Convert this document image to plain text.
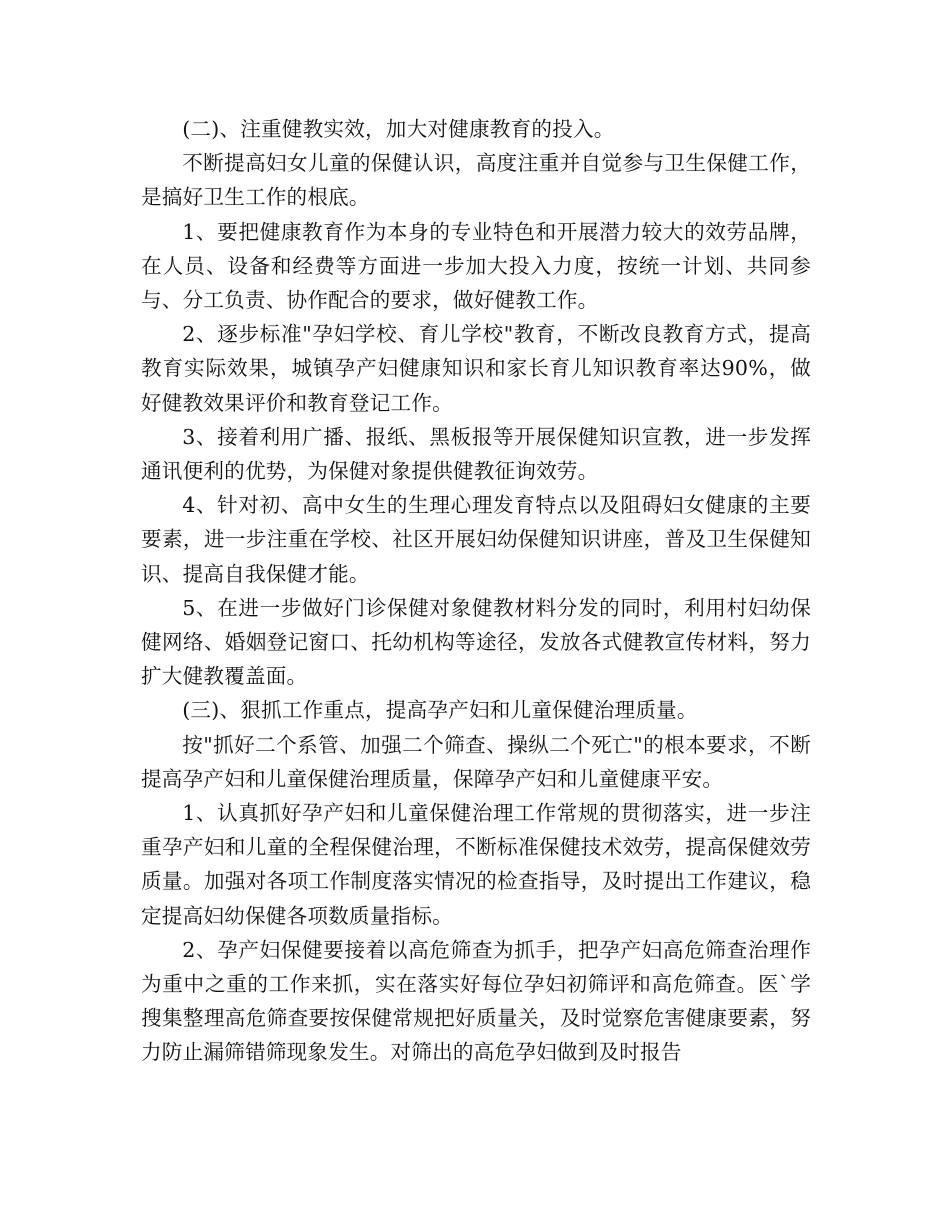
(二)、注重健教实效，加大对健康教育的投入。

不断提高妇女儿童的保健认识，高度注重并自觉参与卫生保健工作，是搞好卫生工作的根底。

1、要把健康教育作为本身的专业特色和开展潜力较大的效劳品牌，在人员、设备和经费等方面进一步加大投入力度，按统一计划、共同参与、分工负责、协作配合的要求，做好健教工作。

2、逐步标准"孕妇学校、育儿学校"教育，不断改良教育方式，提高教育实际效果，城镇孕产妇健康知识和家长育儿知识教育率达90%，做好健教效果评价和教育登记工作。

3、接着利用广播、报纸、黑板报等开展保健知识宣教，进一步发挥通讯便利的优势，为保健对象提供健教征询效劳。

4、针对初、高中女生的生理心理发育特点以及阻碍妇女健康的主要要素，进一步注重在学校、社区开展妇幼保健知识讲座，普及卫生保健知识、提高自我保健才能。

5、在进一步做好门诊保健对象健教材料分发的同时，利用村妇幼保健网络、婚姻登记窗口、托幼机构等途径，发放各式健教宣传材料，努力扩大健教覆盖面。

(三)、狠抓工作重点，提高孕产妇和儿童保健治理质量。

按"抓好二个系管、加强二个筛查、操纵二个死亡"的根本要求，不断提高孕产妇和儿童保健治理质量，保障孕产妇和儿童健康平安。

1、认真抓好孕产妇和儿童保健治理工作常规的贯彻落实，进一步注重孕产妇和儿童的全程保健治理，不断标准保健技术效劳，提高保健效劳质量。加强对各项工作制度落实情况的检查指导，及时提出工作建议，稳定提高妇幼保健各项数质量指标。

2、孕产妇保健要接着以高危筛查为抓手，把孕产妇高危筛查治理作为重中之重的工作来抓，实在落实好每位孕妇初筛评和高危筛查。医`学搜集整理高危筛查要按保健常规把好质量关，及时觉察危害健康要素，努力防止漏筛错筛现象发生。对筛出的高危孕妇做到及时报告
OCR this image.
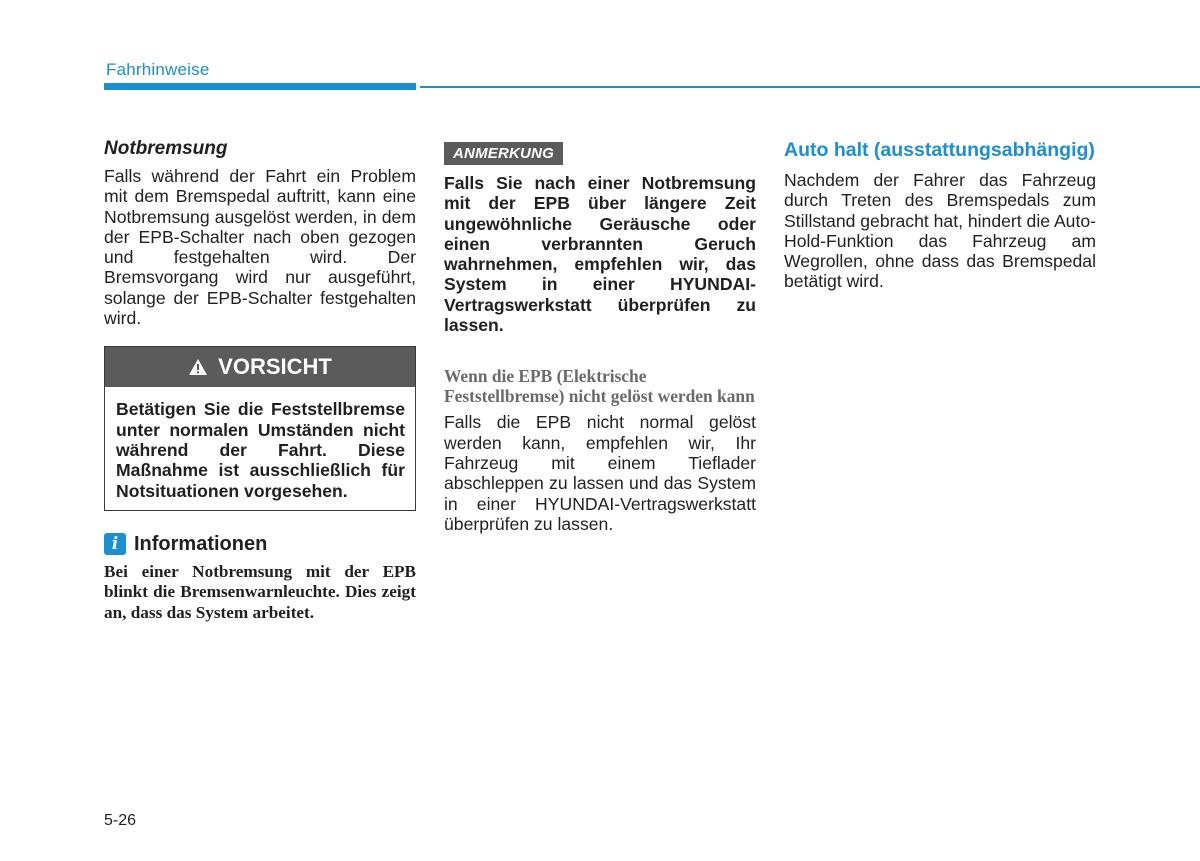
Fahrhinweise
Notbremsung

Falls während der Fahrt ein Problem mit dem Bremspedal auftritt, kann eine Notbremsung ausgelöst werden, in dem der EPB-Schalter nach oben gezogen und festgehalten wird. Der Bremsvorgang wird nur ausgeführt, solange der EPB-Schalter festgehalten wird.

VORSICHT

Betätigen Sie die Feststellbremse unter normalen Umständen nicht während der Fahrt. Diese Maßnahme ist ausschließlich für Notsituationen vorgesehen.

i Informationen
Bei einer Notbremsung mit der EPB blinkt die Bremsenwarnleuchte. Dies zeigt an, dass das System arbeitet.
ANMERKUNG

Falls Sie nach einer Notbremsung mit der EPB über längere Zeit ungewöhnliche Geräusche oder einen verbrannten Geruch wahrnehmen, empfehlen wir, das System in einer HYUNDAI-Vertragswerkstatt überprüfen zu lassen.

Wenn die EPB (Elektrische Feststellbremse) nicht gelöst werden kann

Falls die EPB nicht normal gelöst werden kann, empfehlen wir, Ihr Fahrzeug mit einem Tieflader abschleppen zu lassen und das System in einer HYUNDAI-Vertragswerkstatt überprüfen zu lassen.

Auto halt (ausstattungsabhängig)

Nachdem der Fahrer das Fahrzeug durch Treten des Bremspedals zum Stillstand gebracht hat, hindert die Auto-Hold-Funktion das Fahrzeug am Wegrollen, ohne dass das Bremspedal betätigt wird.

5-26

--

Problem requirements: Each line in the listing above that contains "lassen" should be copied.

The completed task:
Falls Sie nach einer Notbremsung mit der EPB über längere Zeit ungewöhnliche Geräusche oder einen verbrannten Geruch wahrnehmen, empfehlen wir, das System in einer HYUNDAI-Vertragswerkstatt überprüfen zu lassen.
Falls die EPB nicht normal gelöst werden kann, empfehlen wir, Ihr Fahrzeug mit einem Tieflader abschleppen zu lassen und das System in einer HYUNDAI-Vertragswerkstatt überprüfen zu lassen.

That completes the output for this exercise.